BEGIN EXERCISE INPUTS

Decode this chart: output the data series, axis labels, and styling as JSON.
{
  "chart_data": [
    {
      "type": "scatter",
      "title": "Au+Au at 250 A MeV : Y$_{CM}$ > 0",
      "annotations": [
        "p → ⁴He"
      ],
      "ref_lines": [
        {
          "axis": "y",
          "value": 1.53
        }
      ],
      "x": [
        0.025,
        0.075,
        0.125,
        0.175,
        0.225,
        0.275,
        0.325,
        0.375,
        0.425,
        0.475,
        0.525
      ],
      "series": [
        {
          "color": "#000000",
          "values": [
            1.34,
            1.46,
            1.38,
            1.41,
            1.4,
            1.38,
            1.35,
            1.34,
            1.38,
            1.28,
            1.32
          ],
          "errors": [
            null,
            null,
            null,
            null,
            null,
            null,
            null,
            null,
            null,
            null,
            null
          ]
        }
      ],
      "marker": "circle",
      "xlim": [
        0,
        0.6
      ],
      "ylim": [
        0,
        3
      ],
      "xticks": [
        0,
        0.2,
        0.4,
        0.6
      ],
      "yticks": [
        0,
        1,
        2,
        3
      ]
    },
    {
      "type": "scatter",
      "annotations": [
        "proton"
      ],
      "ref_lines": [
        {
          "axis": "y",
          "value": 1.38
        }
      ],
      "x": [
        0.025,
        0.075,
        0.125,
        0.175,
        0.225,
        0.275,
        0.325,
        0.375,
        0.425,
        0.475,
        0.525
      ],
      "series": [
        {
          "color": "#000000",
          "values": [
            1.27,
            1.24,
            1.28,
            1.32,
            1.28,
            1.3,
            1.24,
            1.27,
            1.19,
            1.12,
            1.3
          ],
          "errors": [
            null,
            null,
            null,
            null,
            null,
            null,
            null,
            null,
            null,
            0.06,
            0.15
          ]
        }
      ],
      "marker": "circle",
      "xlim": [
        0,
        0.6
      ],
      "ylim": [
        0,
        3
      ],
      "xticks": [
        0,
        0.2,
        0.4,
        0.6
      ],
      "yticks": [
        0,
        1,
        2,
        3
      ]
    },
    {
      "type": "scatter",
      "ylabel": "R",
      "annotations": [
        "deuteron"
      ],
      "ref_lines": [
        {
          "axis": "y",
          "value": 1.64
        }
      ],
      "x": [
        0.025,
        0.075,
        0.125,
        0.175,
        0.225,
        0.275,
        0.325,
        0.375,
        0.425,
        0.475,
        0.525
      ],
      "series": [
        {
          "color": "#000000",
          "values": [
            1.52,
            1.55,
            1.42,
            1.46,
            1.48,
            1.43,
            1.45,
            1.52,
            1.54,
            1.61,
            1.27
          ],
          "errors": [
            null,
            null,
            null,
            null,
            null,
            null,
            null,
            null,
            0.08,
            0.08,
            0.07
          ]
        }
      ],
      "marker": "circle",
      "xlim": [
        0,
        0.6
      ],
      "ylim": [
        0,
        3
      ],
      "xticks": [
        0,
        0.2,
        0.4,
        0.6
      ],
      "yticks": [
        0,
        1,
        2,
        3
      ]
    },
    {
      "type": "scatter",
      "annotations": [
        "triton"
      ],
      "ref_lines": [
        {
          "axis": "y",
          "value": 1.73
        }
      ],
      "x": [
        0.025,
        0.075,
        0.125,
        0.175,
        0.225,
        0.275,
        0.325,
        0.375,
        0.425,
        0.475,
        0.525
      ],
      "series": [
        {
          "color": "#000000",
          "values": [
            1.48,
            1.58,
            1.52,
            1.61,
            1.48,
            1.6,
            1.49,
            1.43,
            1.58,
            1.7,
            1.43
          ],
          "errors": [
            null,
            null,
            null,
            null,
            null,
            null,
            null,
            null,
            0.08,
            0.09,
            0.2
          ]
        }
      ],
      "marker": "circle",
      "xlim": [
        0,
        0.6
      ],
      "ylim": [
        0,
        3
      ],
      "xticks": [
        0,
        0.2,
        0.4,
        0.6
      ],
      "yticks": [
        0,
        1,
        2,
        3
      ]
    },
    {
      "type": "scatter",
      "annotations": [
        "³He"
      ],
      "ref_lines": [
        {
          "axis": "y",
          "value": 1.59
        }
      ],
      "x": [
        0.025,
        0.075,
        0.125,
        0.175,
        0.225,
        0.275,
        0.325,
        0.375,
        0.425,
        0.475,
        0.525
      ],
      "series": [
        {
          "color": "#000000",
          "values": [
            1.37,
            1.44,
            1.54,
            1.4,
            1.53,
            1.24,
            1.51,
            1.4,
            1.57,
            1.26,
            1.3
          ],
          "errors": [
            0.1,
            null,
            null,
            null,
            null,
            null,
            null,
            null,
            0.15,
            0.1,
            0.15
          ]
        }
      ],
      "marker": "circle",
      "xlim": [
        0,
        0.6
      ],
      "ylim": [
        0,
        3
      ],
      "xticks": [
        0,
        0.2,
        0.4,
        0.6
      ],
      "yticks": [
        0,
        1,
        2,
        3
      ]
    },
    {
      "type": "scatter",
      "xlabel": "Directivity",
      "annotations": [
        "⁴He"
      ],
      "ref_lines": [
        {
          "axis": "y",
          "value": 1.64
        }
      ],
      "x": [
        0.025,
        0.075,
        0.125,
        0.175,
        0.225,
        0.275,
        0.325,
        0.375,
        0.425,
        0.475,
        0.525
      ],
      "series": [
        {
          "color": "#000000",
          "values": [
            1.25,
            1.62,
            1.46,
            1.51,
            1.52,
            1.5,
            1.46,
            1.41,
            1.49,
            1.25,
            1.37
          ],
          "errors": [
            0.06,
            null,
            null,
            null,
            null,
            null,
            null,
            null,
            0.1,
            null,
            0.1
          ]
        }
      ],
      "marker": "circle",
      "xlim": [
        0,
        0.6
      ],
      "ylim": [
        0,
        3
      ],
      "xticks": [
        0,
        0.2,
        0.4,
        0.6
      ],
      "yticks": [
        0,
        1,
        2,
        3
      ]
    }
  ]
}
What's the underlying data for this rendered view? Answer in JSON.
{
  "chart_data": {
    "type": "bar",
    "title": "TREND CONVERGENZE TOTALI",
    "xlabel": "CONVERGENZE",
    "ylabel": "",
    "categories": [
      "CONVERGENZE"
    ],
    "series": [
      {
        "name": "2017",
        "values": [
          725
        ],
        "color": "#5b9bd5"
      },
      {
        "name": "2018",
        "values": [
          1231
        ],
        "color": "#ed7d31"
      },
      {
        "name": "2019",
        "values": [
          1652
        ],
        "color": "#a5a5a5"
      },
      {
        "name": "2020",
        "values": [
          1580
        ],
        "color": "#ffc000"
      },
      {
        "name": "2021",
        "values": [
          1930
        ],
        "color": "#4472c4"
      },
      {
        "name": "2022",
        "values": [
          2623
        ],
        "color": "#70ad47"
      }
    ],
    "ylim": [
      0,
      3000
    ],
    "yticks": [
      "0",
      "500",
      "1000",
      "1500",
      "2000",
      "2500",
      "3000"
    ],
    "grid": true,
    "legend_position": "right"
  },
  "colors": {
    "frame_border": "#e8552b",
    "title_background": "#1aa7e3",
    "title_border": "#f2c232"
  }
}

END EXERCISE INPUTS

In the entries above, identify each line that includes the string "xlabel", then copy it.

## [ANSWER TO THIS EXERCISE]
      "xlabel": "Directivity",
    "xlabel": "CONVERGENZE",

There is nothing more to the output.